▶ **PROBLEM TO WORK ON**:
Find the string "precio" in the records. Copy every line it appears in.

▶ **DATA**:
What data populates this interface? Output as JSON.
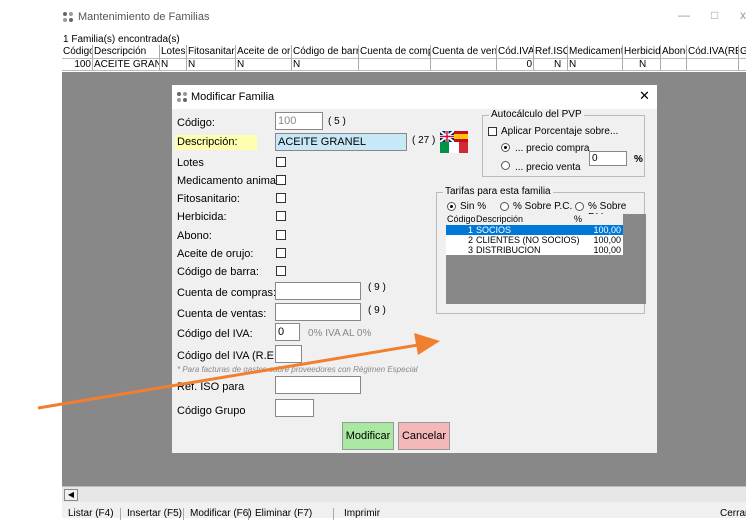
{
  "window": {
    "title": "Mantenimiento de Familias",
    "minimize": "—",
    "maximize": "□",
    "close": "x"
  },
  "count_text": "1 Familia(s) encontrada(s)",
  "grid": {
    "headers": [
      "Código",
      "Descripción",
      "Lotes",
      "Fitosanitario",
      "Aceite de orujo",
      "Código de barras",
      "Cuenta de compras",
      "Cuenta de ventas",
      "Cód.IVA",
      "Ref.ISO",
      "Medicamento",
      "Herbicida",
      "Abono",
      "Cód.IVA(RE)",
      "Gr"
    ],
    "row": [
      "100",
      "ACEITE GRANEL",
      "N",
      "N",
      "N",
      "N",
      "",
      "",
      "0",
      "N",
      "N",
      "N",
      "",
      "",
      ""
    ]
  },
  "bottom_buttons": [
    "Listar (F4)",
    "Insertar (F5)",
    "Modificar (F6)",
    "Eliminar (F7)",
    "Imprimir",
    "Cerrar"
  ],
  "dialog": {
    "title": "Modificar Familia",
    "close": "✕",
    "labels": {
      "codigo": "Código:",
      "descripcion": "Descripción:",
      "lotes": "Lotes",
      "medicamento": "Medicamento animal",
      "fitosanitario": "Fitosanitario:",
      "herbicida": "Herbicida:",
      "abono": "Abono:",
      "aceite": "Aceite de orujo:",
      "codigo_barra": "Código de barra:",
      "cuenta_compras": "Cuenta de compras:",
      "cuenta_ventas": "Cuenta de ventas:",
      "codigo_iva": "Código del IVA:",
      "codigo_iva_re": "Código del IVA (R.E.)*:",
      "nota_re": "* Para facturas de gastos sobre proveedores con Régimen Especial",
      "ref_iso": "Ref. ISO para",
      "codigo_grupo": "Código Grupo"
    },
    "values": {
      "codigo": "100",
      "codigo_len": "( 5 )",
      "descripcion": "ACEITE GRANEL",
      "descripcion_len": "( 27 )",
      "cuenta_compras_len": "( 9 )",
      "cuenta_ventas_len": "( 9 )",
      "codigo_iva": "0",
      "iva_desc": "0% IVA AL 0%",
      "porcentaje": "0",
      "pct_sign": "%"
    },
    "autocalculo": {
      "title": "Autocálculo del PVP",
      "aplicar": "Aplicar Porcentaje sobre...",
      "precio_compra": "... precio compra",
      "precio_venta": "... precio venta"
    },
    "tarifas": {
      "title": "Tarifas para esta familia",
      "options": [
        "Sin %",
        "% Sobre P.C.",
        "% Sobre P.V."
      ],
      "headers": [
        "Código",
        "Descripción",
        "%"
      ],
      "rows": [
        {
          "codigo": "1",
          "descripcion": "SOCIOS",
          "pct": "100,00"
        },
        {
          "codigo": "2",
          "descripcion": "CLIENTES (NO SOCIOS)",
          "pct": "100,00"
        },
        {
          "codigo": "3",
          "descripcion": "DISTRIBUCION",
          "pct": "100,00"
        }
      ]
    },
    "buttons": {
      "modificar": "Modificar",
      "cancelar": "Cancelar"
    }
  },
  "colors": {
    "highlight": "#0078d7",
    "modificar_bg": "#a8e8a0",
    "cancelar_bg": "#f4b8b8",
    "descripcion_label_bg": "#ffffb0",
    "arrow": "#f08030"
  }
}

...

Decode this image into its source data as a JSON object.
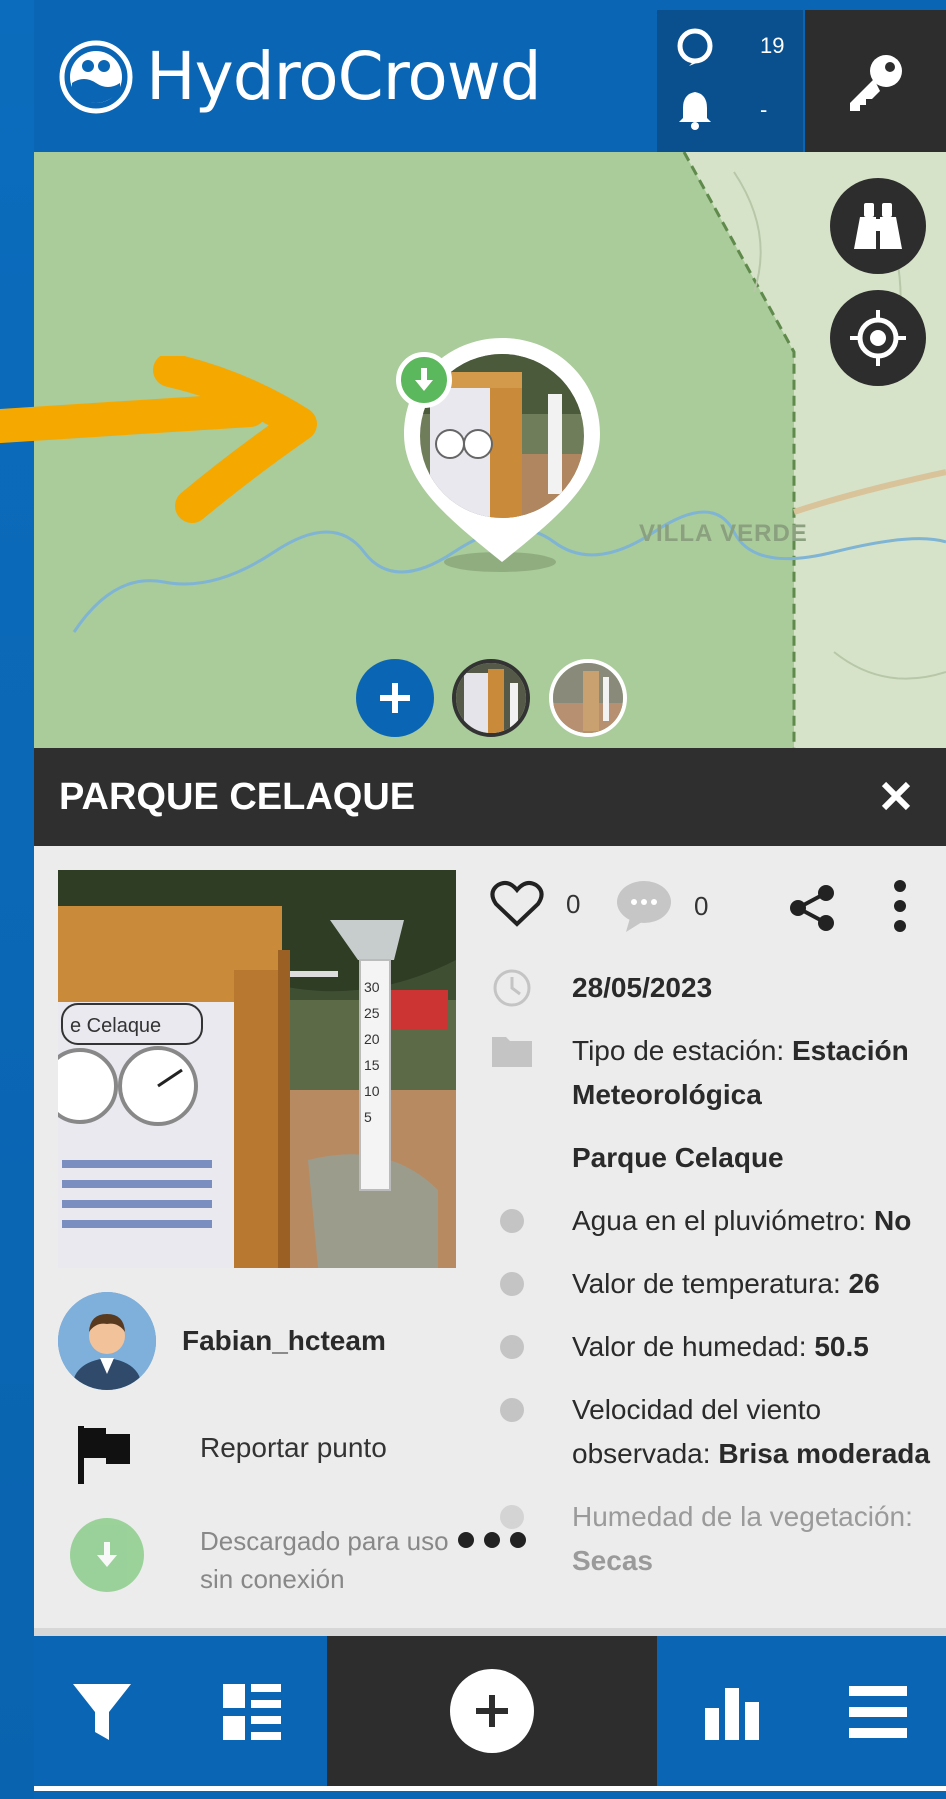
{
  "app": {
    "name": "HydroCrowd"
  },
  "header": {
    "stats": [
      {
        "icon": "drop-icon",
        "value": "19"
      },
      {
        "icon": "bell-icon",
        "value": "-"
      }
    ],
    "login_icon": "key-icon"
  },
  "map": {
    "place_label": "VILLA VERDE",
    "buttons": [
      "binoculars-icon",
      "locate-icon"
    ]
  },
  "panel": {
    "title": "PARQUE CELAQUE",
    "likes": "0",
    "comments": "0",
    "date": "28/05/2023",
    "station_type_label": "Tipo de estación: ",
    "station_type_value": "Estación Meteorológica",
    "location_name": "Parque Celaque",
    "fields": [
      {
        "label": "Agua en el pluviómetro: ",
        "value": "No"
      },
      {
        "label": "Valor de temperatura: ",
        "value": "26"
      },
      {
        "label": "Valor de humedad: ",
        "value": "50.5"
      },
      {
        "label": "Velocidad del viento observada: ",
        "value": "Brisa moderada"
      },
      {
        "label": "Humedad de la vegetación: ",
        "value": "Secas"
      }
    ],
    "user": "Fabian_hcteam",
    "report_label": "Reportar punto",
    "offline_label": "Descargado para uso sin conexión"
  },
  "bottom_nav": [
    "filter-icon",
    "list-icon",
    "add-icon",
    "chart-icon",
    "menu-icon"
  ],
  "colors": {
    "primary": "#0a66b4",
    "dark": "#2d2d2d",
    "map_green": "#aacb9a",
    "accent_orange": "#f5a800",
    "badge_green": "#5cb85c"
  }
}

==

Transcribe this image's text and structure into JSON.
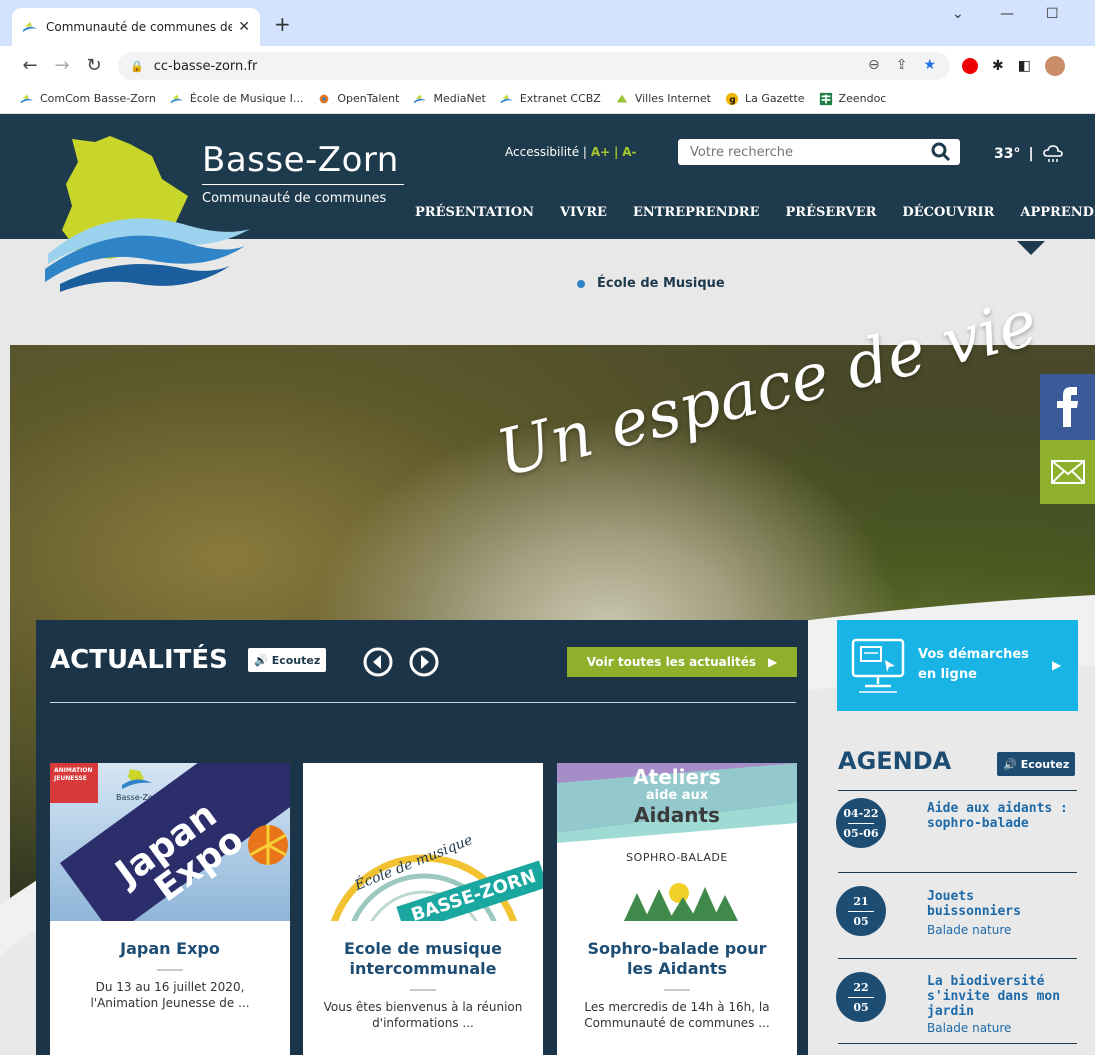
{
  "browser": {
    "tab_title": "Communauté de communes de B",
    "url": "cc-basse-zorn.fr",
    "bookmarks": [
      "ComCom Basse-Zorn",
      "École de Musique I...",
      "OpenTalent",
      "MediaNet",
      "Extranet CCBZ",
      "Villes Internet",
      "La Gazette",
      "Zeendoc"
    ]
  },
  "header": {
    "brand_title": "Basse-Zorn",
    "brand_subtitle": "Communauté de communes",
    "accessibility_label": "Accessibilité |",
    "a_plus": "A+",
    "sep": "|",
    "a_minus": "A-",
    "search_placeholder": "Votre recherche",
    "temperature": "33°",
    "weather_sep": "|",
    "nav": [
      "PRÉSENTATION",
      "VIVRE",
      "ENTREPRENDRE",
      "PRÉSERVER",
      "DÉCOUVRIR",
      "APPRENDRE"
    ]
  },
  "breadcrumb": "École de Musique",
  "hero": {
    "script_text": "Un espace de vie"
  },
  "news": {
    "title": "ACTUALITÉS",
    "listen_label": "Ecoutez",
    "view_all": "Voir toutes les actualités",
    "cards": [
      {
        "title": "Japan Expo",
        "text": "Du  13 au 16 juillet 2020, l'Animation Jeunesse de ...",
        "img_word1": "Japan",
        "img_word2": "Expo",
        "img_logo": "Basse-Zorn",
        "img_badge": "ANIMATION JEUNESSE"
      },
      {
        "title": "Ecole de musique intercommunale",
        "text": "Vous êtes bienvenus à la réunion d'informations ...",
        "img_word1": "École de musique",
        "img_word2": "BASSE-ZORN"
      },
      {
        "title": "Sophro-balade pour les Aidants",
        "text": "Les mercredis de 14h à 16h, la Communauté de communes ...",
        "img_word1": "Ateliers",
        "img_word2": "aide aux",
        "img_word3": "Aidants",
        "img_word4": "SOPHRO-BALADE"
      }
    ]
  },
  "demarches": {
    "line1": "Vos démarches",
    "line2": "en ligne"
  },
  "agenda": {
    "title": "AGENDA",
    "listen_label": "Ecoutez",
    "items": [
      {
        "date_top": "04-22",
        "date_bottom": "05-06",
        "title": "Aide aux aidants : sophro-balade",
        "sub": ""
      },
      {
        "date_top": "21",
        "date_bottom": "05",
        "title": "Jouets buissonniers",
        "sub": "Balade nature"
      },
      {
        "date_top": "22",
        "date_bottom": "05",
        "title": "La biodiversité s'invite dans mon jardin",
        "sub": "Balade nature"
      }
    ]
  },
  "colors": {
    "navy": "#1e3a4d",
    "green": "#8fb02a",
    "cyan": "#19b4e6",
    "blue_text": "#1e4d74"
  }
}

▶ **EXERCISE ANSWER**:
      "precio_compra": "... precio compra",
      "precio_venta": "... precio venta"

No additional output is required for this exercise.